- Stated problem: Pictures do not belong in the copy; transcribe everything else in the records exactly.

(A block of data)
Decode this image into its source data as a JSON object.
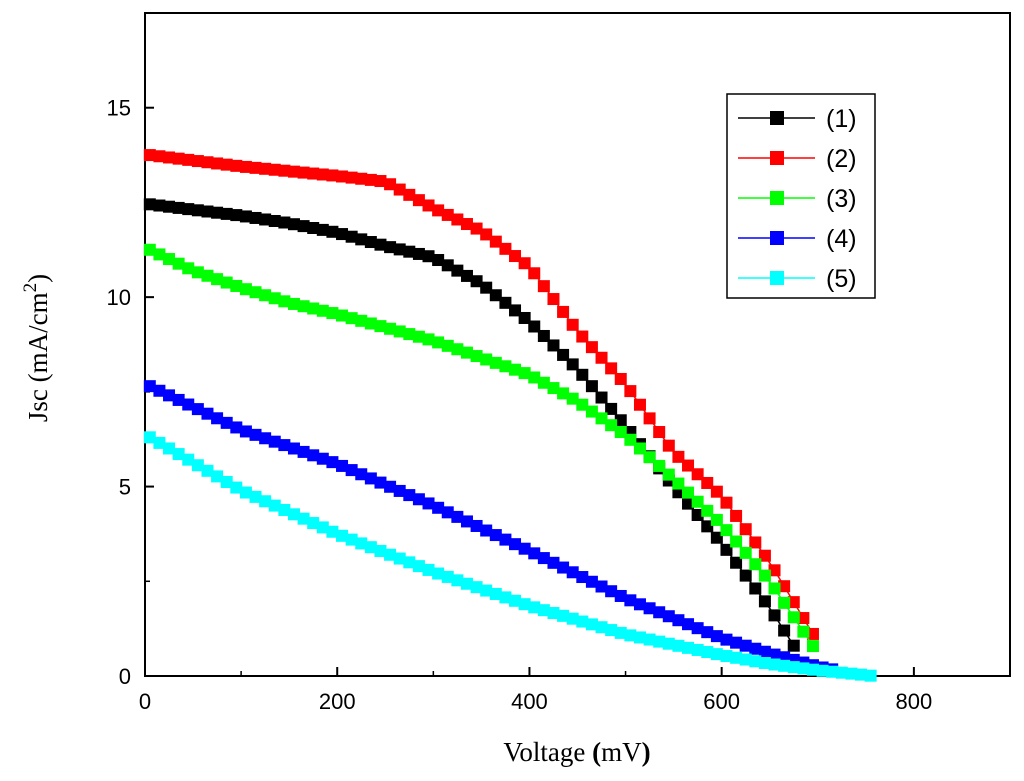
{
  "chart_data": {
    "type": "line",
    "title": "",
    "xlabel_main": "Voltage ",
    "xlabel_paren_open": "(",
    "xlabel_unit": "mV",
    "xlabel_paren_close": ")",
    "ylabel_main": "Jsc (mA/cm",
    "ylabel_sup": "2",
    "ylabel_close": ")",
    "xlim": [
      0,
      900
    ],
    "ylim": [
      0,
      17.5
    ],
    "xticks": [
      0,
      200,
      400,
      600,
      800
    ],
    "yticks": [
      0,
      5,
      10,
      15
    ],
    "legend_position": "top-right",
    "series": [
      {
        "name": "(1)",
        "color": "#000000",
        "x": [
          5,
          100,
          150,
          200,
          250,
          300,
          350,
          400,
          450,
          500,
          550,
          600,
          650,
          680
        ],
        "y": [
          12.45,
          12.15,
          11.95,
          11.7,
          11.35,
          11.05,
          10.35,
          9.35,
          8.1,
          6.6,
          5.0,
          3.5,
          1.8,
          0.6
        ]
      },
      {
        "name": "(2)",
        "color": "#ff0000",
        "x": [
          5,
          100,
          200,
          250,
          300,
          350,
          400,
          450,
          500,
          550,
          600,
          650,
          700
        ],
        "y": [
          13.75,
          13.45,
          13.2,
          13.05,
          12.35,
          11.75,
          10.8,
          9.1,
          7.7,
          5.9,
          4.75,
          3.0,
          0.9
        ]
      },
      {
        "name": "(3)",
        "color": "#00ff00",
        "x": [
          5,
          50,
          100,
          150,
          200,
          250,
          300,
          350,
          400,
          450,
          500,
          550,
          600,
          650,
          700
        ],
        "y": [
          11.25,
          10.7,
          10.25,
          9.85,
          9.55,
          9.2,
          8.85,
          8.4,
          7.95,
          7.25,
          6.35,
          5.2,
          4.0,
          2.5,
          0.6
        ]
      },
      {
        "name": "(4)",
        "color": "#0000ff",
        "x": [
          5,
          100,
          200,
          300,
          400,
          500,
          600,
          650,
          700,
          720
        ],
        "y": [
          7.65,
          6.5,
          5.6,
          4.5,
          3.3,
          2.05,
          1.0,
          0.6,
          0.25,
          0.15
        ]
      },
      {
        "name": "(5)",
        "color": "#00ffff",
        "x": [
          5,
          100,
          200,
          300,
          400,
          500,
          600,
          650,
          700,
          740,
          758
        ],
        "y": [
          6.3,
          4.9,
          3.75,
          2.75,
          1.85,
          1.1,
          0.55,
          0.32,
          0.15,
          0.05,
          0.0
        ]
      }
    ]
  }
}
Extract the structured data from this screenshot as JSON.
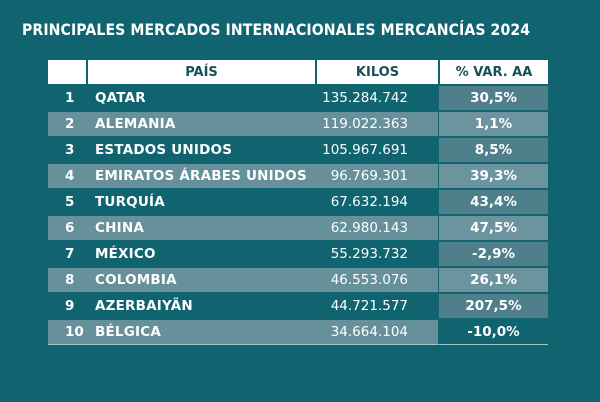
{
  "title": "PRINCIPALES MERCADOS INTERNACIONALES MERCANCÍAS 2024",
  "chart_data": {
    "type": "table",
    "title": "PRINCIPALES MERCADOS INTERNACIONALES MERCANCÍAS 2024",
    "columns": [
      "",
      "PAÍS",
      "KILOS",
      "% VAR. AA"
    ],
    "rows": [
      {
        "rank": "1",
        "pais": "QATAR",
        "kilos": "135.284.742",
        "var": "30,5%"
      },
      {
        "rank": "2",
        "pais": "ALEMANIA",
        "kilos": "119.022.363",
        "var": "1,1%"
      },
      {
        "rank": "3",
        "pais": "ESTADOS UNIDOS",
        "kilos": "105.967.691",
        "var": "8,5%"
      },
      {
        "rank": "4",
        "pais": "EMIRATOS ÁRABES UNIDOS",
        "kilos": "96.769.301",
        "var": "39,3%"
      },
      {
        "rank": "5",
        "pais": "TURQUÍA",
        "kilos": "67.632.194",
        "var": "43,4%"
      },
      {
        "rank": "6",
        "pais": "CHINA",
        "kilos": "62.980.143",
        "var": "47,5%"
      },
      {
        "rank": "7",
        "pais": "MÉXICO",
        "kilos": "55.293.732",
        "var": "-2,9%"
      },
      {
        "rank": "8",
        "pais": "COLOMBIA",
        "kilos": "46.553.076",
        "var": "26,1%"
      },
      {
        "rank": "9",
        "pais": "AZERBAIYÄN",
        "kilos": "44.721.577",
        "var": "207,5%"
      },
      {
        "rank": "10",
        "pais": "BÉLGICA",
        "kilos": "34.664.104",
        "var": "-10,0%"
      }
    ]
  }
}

- Solved problem:
Decode this image into its source data as a JSON object.
{
  "chart_data": {
    "type": "line",
    "title": "",
    "xlabel_main": "Voltage ",
    "xlabel_paren_open": "(",
    "xlabel_unit": "mV",
    "xlabel_paren_close": ")",
    "ylabel_main": "Jsc (mA/cm",
    "ylabel_sup": "2",
    "ylabel_close": ")",
    "xlim": [
      0,
      900
    ],
    "ylim": [
      0,
      17.5
    ],
    "xticks": [
      0,
      200,
      400,
      600,
      800
    ],
    "yticks": [
      0,
      5,
      10,
      15
    ],
    "legend_position": "top-right",
    "series": [
      {
        "name": "(1)",
        "color": "#000000",
        "x": [
          5,
          100,
          150,
          200,
          250,
          300,
          350,
          400,
          450,
          500,
          550,
          600,
          650,
          680
        ],
        "y": [
          12.45,
          12.15,
          11.95,
          11.7,
          11.35,
          11.05,
          10.35,
          9.35,
          8.1,
          6.6,
          5.0,
          3.5,
          1.8,
          0.6
        ]
      },
      {
        "name": "(2)",
        "color": "#ff0000",
        "x": [
          5,
          100,
          200,
          250,
          300,
          350,
          400,
          450,
          500,
          550,
          600,
          650,
          700
        ],
        "y": [
          13.75,
          13.45,
          13.2,
          13.05,
          12.35,
          11.75,
          10.8,
          9.1,
          7.7,
          5.9,
          4.75,
          3.0,
          0.9
        ]
      },
      {
        "name": "(3)",
        "color": "#00ff00",
        "x": [
          5,
          50,
          100,
          150,
          200,
          250,
          300,
          350,
          400,
          450,
          500,
          550,
          600,
          650,
          700
        ],
        "y": [
          11.25,
          10.7,
          10.25,
          9.85,
          9.55,
          9.2,
          8.85,
          8.4,
          7.95,
          7.25,
          6.35,
          5.2,
          4.0,
          2.5,
          0.6
        ]
      },
      {
        "name": "(4)",
        "color": "#0000ff",
        "x": [
          5,
          100,
          200,
          300,
          400,
          500,
          600,
          650,
          700,
          720
        ],
        "y": [
          7.65,
          6.5,
          5.6,
          4.5,
          3.3,
          2.05,
          1.0,
          0.6,
          0.25,
          0.15
        ]
      },
      {
        "name": "(5)",
        "color": "#00ffff",
        "x": [
          5,
          100,
          200,
          300,
          400,
          500,
          600,
          650,
          700,
          740,
          758
        ],
        "y": [
          6.3,
          4.9,
          3.75,
          2.75,
          1.85,
          1.1,
          0.55,
          0.32,
          0.15,
          0.05,
          0.0
        ]
      }
    ]
  }
}
Extract the structured data from this screenshot as JSON.
{
  "title": "PRINCIPALES MERCADOS INTERNACIONALES MERCANCÍAS 2024",
  "chart_data": {
    "type": "table",
    "title": "PRINCIPALES MERCADOS INTERNACIONALES MERCANCÍAS 2024",
    "columns": [
      "",
      "PAÍS",
      "KILOS",
      "% VAR. AA"
    ],
    "rows": [
      {
        "rank": "1",
        "pais": "QATAR",
        "kilos": "135.284.742",
        "var": "30,5%"
      },
      {
        "rank": "2",
        "pais": "ALEMANIA",
        "kilos": "119.022.363",
        "var": "1,1%"
      },
      {
        "rank": "3",
        "pais": "ESTADOS UNIDOS",
        "kilos": "105.967.691",
        "var": "8,5%"
      },
      {
        "rank": "4",
        "pais": "EMIRATOS ÁRABES UNIDOS",
        "kilos": "96.769.301",
        "var": "39,3%"
      },
      {
        "rank": "5",
        "pais": "TURQUÍA",
        "kilos": "67.632.194",
        "var": "43,4%"
      },
      {
        "rank": "6",
        "pais": "CHINA",
        "kilos": "62.980.143",
        "var": "47,5%"
      },
      {
        "rank": "7",
        "pais": "MÉXICO",
        "kilos": "55.293.732",
        "var": "-2,9%"
      },
      {
        "rank": "8",
        "pais": "COLOMBIA",
        "kilos": "46.553.076",
        "var": "26,1%"
      },
      {
        "rank": "9",
        "pais": "AZERBAIYÄN",
        "kilos": "44.721.577",
        "var": "207,5%"
      },
      {
        "rank": "10",
        "pais": "BÉLGICA",
        "kilos": "34.664.104",
        "var": "-10,0%"
      }
    ]
  }
}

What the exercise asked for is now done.